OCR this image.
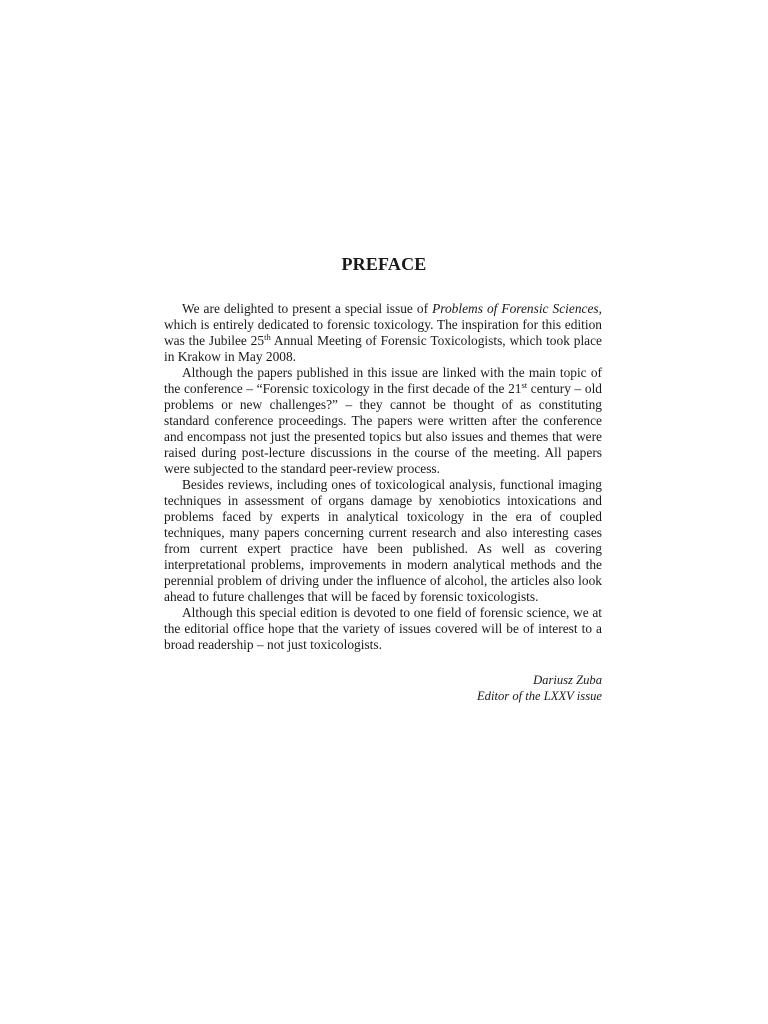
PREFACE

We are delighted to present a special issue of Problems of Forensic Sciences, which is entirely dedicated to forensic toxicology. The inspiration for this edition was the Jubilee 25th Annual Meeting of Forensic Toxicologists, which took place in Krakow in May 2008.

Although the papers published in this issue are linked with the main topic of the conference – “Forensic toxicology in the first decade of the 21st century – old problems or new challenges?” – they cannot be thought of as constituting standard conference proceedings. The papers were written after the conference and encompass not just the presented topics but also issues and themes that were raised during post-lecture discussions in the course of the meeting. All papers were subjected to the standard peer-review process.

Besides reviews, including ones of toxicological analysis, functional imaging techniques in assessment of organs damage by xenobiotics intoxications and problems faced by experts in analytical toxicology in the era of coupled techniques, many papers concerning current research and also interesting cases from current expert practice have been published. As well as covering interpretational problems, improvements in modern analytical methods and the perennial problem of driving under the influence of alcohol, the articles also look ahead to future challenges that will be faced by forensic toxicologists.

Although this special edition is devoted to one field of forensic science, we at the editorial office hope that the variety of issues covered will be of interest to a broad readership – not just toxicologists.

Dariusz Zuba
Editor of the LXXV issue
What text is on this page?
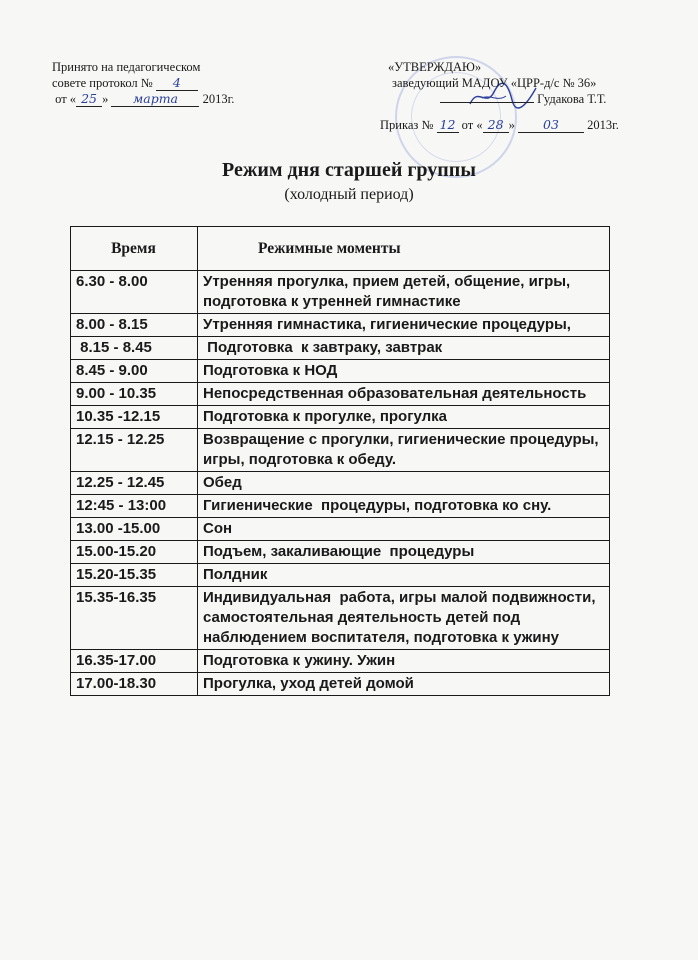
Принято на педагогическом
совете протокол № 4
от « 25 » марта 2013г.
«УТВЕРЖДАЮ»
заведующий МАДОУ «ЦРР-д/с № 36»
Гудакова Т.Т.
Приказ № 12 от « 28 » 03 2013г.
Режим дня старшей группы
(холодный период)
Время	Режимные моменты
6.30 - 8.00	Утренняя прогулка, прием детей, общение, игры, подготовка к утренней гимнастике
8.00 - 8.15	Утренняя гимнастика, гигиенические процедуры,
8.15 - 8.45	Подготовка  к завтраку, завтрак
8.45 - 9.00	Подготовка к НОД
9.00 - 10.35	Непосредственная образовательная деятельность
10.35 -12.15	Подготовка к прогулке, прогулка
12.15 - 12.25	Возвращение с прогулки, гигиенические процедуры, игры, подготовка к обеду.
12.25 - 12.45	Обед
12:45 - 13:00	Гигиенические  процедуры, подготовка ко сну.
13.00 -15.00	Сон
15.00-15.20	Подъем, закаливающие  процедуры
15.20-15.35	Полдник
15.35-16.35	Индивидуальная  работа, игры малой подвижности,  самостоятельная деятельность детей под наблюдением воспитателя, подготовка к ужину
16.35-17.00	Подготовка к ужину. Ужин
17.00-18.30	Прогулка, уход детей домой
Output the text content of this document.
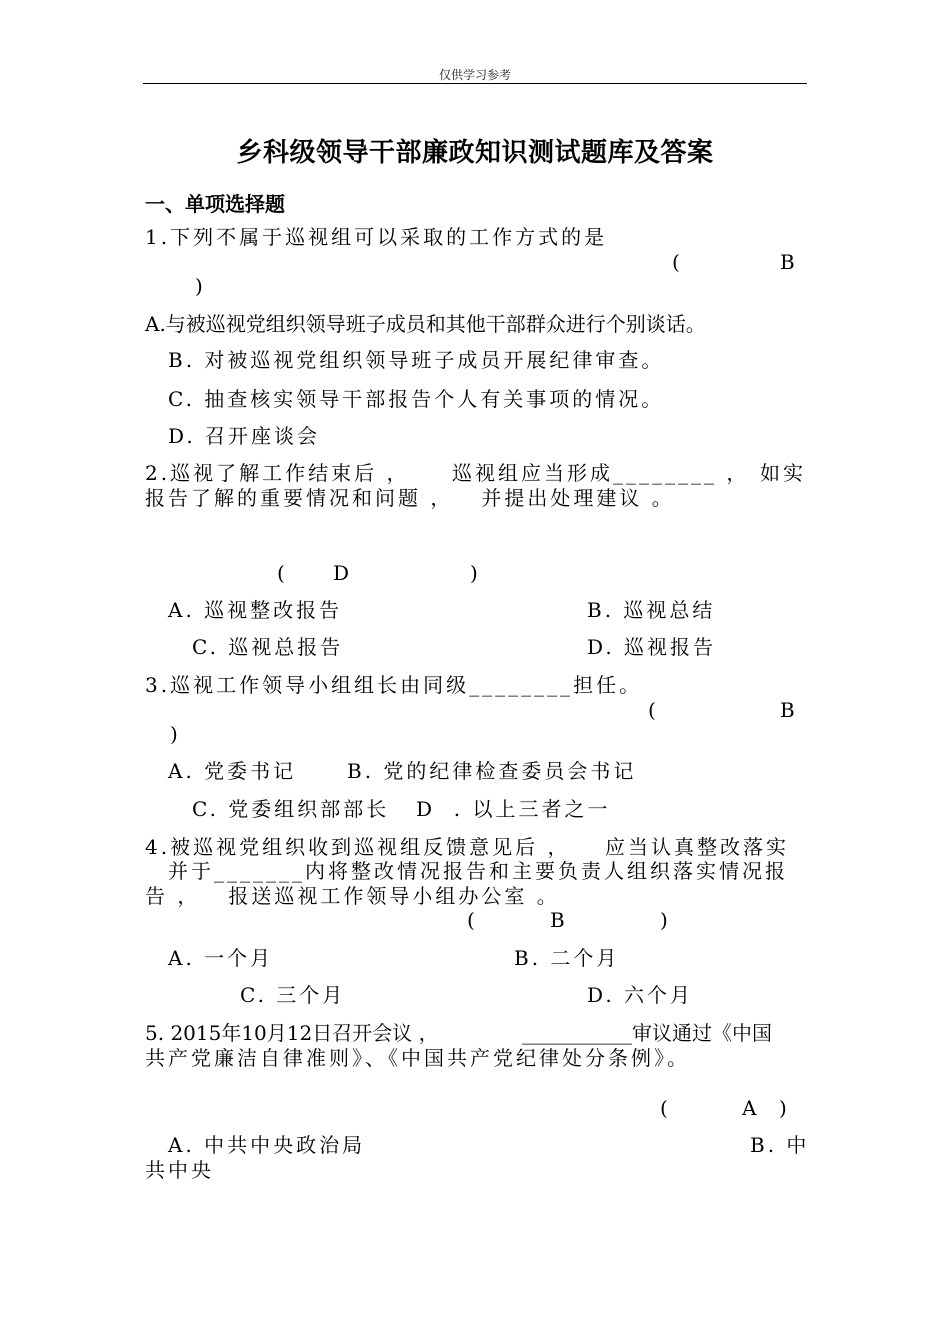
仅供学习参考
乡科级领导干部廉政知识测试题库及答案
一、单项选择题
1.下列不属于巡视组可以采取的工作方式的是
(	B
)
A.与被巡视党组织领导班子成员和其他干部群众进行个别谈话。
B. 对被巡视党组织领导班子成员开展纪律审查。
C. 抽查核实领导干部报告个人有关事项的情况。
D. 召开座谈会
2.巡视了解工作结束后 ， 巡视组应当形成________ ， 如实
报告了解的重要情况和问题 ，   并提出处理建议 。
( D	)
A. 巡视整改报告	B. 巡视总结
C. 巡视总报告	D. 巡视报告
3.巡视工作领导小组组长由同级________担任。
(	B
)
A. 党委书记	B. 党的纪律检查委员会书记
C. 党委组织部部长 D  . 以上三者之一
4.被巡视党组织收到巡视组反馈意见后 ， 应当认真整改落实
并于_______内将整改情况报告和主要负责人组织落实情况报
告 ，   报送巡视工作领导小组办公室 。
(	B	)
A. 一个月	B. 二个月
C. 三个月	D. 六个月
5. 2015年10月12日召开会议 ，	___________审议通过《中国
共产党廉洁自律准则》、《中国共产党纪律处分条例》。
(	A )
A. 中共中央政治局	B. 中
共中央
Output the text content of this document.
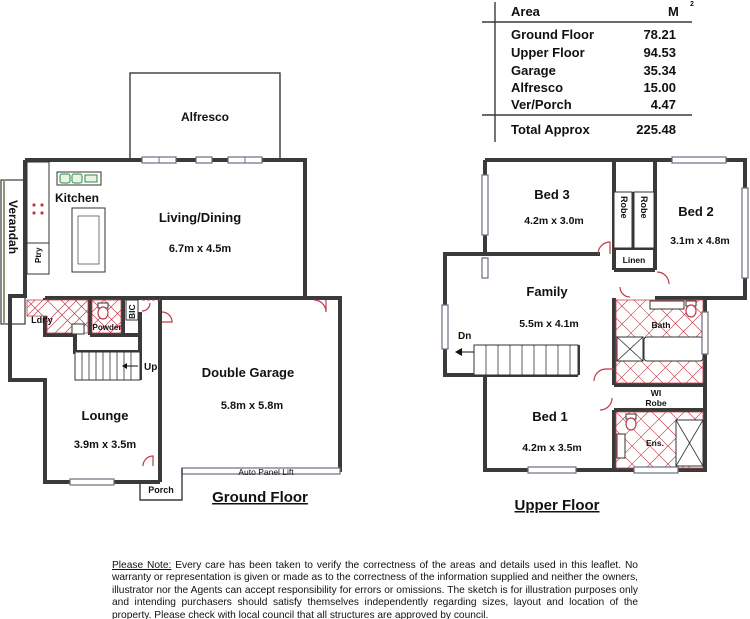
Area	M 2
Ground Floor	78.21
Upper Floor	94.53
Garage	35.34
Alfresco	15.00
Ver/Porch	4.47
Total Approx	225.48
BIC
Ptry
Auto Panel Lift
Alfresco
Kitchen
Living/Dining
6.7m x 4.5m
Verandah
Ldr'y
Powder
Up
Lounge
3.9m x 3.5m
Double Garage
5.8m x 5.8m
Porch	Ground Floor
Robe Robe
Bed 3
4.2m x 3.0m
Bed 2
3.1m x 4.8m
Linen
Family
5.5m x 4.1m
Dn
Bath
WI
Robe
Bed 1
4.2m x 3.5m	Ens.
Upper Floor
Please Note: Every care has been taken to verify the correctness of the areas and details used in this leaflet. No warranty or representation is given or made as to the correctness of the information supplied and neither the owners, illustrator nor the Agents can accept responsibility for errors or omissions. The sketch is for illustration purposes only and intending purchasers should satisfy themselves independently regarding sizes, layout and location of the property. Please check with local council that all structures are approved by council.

TASK INSTRUCTIONS: Using the records above, copy every line that has the word "Ground" in it.

EXERCISE RESPONSE:
Ground Floor	78.21
Porch	Ground Floor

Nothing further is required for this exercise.